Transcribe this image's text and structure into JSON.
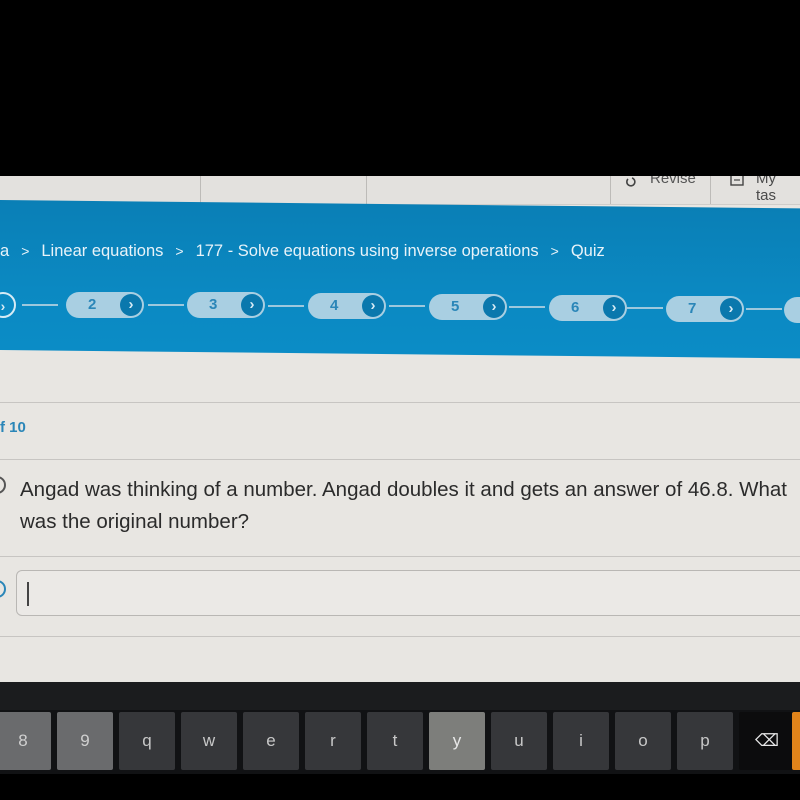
{
  "topnav": {
    "items": [
      {
        "label": "Revise",
        "icon": "revise-icon"
      },
      {
        "label": "My tas",
        "icon": "tasks-icon"
      }
    ]
  },
  "breadcrumb": {
    "items": [
      {
        "label": "a"
      },
      {
        "label": "Linear equations"
      },
      {
        "label": "177 - Solve equations using inverse operations"
      },
      {
        "label": "Quiz"
      }
    ],
    "separator": ">"
  },
  "quiz_steps": {
    "current_arrow": "›",
    "steps": [
      {
        "number": "2",
        "arrow": "›"
      },
      {
        "number": "3",
        "arrow": "›"
      },
      {
        "number": "4",
        "arrow": "›"
      },
      {
        "number": "5",
        "arrow": "›"
      },
      {
        "number": "6",
        "arrow": "›"
      },
      {
        "number": "7",
        "arrow": "›"
      }
    ]
  },
  "question": {
    "count_label": "f 10",
    "text": "Angad was thinking of a number. Angad doubles it and gets an answer of 46.8. What was the original number?"
  },
  "answer": {
    "value": "",
    "placeholder": ""
  },
  "keyboard": {
    "keys": [
      "8",
      "9",
      "q",
      "w",
      "e",
      "r",
      "t",
      "y",
      "u",
      "i",
      "o",
      "p"
    ],
    "highlighted_key": "y",
    "backspace_icon": "⌫"
  },
  "colors": {
    "header_blue": "#0b89c2",
    "accent_blue": "#2a86b8",
    "enter_key": "#e0831a"
  }
}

Problem to solve: Omit the pictures, then output the rest of the listing exactly.

Right answer:
Transcribe this image's text and structure into JSON.
{
  "topnav": {
    "items": [
      {
        "label": "Revise",
        "icon": "revise-icon"
      },
      {
        "label": "My tas",
        "icon": "tasks-icon"
      }
    ]
  },
  "breadcrumb": {
    "items": [
      {
        "label": "a"
      },
      {
        "label": "Linear equations"
      },
      {
        "label": "177 - Solve equations using inverse operations"
      },
      {
        "label": "Quiz"
      }
    ],
    "separator": ">"
  },
  "quiz_steps": {
    "current_arrow": "›",
    "steps": [
      {
        "number": "2",
        "arrow": "›"
      },
      {
        "number": "3",
        "arrow": "›"
      },
      {
        "number": "4",
        "arrow": "›"
      },
      {
        "number": "5",
        "arrow": "›"
      },
      {
        "number": "6",
        "arrow": "›"
      },
      {
        "number": "7",
        "arrow": "›"
      }
    ]
  },
  "question": {
    "count_label": "f 10",
    "text": "Angad was thinking of a number. Angad doubles it and gets an answer of 46.8. What was the original number?"
  },
  "answer": {
    "value": "",
    "placeholder": ""
  },
  "keyboard": {
    "keys": [
      "8",
      "9",
      "q",
      "w",
      "e",
      "r",
      "t",
      "y",
      "u",
      "i",
      "o",
      "p"
    ],
    "highlighted_key": "y",
    "backspace_icon": "⌫"
  },
  "colors": {
    "header_blue": "#0b89c2",
    "accent_blue": "#2a86b8",
    "enter_key": "#e0831a"
  }
}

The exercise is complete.